Information shown ▸
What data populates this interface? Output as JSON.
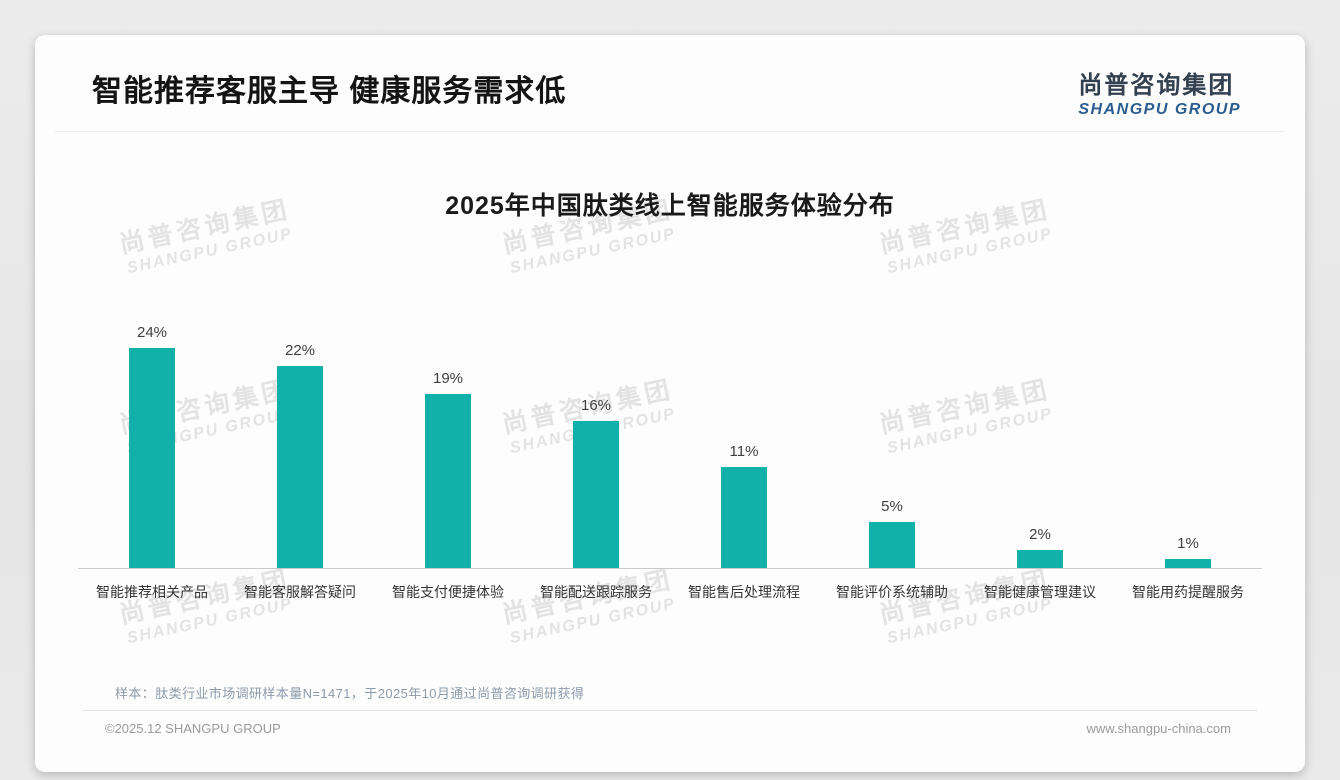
{
  "page": {
    "header_title": "智能推荐客服主导 健康服务需求低",
    "logo": {
      "cn": "尚普咨询集团",
      "en": "SHANGPU GROUP"
    },
    "watermark": {
      "cn": "尚普咨询集团",
      "en": "SHANGPU GROUP"
    },
    "note": "样本：肽类行业市场调研样本量N=1471，于2025年10月通过尚普咨询调研获得",
    "footer": {
      "copyright": "©2025.12 SHANGPU GROUP",
      "website": "www.shangpu-china.com"
    }
  },
  "chart_data": {
    "type": "bar",
    "title": "2025年中国肽类线上智能服务体验分布",
    "categories": [
      "智能推荐相关产品",
      "智能客服解答疑问",
      "智能支付便捷体验",
      "智能配送跟踪服务",
      "智能售后处理流程",
      "智能评价系统辅助",
      "智能健康管理建议",
      "智能用药提醒服务"
    ],
    "values": [
      24,
      22,
      19,
      16,
      11,
      5,
      2,
      1
    ],
    "unit": "%",
    "value_labels": [
      "24%",
      "22%",
      "19%",
      "16%",
      "11%",
      "5%",
      "2%",
      "1%"
    ],
    "bar_color": "#11b0a8",
    "axis_line_color": "#c9c9c9",
    "ylim": [
      0,
      26
    ],
    "grid": false,
    "legend": "none",
    "value_label_position": "above-bar"
  }
}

Short problem ▸ The listing above must be printed again exactly, minus its pictures.

Solution below ▸
What data populates this interface? Output as JSON.
{
  "page": {
    "header_title": "智能推荐客服主导 健康服务需求低",
    "logo": {
      "cn": "尚普咨询集团",
      "en": "SHANGPU GROUP"
    },
    "watermark": {
      "cn": "尚普咨询集团",
      "en": "SHANGPU GROUP"
    },
    "note": "样本：肽类行业市场调研样本量N=1471，于2025年10月通过尚普咨询调研获得",
    "footer": {
      "copyright": "©2025.12 SHANGPU GROUP",
      "website": "www.shangpu-china.com"
    }
  },
  "chart_data": {
    "type": "bar",
    "title": "2025年中国肽类线上智能服务体验分布",
    "categories": [
      "智能推荐相关产品",
      "智能客服解答疑问",
      "智能支付便捷体验",
      "智能配送跟踪服务",
      "智能售后处理流程",
      "智能评价系统辅助",
      "智能健康管理建议",
      "智能用药提醒服务"
    ],
    "values": [
      24,
      22,
      19,
      16,
      11,
      5,
      2,
      1
    ],
    "unit": "%",
    "value_labels": [
      "24%",
      "22%",
      "19%",
      "16%",
      "11%",
      "5%",
      "2%",
      "1%"
    ],
    "bar_color": "#11b0a8",
    "axis_line_color": "#c9c9c9",
    "ylim": [
      0,
      26
    ],
    "grid": false,
    "legend": "none",
    "value_label_position": "above-bar"
  }
}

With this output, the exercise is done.